┌──

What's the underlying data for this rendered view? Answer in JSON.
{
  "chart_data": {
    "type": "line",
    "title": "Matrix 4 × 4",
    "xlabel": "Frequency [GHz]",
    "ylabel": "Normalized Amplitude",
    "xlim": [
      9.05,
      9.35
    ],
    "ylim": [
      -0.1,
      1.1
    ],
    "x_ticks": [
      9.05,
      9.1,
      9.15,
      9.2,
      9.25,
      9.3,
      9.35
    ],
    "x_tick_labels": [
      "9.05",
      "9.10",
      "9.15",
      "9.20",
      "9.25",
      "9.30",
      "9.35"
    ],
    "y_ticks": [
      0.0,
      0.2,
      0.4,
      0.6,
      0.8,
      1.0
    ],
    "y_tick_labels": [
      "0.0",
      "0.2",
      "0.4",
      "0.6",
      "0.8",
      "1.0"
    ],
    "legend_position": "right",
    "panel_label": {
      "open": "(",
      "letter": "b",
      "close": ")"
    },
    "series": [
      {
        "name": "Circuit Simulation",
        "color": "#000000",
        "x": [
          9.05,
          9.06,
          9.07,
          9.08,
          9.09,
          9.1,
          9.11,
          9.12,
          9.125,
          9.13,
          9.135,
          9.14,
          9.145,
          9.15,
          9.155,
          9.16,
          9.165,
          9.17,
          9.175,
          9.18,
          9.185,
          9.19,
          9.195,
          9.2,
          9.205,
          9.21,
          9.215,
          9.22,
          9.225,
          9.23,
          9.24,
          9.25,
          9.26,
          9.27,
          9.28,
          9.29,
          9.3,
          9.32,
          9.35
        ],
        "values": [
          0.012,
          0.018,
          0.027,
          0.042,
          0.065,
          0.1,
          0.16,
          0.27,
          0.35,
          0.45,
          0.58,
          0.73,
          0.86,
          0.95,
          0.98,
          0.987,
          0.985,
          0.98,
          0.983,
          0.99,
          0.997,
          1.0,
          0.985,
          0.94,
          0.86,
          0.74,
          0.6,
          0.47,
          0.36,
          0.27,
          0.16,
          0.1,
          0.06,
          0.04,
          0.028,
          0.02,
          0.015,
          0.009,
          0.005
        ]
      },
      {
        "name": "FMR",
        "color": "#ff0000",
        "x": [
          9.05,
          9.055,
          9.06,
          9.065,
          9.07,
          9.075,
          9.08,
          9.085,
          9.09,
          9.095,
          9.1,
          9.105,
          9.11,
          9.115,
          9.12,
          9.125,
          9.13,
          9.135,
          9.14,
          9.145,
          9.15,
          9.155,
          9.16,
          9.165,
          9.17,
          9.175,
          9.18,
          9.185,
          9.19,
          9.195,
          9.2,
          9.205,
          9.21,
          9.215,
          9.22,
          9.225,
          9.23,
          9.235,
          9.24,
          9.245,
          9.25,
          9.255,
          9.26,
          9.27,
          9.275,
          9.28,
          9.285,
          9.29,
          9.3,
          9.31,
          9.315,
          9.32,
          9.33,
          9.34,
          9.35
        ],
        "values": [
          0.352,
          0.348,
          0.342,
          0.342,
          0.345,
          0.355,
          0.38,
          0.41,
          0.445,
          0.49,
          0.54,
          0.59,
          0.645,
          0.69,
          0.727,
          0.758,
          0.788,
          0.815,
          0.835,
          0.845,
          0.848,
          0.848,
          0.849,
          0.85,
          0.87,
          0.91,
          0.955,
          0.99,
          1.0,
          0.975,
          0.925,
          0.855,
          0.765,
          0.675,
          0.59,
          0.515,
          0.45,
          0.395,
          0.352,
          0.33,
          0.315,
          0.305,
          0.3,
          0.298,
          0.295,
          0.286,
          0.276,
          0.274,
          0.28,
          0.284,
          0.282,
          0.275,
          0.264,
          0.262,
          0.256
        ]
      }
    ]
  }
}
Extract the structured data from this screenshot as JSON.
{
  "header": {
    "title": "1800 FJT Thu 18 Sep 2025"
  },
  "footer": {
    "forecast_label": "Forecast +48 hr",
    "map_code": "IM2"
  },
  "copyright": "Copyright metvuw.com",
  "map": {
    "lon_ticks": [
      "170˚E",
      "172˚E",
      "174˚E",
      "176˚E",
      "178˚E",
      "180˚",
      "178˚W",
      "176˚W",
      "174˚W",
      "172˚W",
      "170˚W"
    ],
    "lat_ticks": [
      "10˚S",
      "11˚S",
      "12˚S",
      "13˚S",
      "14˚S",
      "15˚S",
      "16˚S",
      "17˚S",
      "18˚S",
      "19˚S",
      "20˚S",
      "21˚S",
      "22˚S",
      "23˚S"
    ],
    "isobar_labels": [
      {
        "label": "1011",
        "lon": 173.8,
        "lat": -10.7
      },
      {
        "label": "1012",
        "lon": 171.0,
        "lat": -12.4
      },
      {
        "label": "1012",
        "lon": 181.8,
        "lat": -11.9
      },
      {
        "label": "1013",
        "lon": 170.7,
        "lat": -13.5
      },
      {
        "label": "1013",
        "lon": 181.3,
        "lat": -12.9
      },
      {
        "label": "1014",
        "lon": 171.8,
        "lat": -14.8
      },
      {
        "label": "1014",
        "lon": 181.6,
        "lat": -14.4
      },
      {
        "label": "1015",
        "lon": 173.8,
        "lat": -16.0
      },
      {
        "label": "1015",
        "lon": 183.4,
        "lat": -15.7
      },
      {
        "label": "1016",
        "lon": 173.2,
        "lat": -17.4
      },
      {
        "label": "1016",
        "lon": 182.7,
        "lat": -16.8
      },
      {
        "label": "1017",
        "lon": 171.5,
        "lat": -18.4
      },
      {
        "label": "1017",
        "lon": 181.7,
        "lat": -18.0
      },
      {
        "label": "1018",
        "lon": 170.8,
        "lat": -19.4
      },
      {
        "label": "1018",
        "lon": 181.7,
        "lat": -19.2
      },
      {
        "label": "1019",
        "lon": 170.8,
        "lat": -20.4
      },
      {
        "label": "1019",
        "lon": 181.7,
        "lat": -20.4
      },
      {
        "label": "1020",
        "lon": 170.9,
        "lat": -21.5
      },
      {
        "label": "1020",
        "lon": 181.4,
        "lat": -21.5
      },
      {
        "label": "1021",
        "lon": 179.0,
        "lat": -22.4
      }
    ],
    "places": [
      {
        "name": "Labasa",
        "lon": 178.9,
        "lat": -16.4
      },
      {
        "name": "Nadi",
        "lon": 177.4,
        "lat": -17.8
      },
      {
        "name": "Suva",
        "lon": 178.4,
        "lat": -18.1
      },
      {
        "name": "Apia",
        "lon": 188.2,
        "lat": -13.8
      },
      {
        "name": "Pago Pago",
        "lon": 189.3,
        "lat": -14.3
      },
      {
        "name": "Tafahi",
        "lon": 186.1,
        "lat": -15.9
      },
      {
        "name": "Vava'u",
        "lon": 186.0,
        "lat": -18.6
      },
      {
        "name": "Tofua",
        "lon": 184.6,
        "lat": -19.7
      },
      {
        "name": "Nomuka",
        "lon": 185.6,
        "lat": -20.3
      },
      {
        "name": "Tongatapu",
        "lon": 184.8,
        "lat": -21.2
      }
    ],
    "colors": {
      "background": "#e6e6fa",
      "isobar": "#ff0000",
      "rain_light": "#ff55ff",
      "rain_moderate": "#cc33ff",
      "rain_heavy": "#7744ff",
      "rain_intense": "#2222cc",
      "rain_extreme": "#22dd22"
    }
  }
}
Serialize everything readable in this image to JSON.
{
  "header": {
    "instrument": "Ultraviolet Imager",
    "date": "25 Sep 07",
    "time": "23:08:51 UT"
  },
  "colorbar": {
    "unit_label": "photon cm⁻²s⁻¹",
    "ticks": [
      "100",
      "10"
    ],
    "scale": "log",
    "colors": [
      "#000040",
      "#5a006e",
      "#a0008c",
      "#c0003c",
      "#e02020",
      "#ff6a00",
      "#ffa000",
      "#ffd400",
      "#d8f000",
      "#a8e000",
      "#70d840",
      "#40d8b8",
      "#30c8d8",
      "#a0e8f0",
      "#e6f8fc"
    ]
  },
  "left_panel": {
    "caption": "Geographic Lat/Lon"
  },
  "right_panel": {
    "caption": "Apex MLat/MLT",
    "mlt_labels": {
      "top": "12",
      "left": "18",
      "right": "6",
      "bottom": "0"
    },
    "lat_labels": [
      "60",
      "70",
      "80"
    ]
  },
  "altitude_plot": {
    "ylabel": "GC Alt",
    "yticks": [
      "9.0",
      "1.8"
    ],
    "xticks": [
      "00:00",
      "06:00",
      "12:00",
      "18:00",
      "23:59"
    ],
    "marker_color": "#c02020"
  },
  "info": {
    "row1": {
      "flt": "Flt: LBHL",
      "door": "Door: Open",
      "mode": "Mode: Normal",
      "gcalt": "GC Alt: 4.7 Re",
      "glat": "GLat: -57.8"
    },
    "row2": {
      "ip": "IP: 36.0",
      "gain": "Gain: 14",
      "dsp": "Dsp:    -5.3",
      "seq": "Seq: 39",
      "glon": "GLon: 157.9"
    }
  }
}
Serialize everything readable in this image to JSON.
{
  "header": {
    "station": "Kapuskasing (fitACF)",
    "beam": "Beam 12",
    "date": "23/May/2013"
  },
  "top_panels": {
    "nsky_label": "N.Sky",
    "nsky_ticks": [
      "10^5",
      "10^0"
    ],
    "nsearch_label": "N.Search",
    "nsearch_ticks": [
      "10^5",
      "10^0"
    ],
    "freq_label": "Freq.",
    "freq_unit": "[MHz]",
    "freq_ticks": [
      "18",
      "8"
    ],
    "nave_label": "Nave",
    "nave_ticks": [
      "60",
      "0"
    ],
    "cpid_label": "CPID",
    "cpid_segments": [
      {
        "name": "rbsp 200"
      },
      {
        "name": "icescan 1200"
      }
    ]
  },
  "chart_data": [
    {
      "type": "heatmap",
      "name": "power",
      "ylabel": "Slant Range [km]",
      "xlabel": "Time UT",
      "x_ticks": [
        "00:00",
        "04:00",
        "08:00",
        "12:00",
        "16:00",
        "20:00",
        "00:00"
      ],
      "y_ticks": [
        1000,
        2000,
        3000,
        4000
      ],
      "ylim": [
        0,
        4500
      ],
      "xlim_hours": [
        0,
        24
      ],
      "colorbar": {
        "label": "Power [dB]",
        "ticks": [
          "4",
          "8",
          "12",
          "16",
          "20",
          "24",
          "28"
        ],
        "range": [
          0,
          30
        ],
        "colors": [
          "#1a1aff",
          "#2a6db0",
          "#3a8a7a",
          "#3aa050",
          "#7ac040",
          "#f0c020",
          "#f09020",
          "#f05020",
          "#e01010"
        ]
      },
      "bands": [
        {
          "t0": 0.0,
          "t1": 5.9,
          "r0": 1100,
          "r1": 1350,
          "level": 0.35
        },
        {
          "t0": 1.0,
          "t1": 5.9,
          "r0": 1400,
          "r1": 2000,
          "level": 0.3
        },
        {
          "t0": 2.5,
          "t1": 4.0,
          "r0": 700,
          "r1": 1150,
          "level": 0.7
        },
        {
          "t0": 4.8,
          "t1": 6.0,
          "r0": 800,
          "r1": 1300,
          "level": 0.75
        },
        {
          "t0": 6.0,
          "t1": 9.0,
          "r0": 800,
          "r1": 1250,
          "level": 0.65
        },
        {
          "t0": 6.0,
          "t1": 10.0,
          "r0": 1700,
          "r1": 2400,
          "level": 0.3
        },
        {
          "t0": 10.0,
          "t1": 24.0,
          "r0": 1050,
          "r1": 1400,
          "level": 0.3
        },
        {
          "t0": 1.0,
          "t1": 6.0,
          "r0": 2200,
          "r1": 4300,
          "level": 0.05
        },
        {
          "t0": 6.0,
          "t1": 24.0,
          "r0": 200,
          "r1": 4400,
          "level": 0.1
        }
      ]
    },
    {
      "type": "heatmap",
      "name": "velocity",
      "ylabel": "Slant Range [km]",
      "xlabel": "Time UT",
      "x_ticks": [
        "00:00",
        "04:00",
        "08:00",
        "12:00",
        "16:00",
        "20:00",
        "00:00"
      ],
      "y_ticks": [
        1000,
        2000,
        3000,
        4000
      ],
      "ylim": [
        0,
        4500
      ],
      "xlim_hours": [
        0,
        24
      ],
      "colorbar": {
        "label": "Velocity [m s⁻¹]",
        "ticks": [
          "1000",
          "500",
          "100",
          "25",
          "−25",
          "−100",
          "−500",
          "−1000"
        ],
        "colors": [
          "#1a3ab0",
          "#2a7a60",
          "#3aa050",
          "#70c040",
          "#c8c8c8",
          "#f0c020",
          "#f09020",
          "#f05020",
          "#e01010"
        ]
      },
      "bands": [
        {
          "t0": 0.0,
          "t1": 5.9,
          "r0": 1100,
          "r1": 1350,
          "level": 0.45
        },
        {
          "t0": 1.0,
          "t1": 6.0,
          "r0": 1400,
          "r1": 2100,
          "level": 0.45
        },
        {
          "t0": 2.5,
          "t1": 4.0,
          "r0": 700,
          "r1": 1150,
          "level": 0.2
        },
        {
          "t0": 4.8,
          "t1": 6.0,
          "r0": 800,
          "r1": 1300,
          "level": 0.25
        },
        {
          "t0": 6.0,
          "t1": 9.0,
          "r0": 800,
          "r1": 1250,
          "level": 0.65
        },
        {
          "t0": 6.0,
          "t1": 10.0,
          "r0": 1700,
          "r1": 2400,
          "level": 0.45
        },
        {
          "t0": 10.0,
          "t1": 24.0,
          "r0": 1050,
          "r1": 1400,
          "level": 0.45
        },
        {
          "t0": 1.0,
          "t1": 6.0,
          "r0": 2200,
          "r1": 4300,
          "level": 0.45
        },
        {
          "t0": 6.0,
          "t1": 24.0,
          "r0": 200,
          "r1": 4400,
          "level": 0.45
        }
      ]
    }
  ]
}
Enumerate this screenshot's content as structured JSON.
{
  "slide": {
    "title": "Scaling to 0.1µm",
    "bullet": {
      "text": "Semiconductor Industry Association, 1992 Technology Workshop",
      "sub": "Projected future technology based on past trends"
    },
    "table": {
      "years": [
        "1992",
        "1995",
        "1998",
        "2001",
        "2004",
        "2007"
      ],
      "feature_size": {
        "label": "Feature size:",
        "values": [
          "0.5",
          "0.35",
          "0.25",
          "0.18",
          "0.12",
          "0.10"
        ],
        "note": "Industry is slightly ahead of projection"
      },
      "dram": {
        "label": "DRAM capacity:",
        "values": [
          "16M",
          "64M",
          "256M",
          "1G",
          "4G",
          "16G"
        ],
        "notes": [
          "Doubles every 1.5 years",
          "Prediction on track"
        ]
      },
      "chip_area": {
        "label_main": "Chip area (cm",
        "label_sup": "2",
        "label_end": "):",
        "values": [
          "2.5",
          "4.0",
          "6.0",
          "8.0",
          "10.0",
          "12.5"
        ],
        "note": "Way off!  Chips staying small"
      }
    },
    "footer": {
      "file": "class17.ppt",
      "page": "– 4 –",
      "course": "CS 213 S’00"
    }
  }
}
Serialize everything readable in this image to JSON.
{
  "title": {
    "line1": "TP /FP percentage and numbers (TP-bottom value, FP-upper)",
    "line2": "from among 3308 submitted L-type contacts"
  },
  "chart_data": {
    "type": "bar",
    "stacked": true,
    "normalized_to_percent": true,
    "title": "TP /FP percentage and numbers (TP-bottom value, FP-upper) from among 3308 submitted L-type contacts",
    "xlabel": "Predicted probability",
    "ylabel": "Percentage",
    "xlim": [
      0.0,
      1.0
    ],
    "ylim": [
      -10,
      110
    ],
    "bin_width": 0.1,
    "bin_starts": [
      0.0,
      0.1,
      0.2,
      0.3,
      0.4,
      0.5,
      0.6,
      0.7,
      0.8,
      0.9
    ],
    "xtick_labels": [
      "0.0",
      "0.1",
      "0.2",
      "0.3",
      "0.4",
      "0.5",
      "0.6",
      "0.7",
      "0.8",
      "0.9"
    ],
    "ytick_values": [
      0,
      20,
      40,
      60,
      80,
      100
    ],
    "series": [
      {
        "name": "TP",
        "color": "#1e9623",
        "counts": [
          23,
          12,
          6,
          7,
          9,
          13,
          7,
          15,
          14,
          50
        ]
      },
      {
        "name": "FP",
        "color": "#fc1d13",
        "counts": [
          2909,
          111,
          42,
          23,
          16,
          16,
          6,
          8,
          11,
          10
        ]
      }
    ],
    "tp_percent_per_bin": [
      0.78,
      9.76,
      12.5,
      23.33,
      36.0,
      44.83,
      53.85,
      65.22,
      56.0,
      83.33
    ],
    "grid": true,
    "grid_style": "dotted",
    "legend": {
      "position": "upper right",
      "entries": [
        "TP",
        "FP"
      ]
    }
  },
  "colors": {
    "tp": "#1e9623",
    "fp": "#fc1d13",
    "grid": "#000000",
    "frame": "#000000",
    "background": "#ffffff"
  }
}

└──

Instruction »
Collect the complete line wherever the string "true" appears in the records.

Exercise result »
    "stacked": true,
    "normalized_to_percent": true,
    "grid": true,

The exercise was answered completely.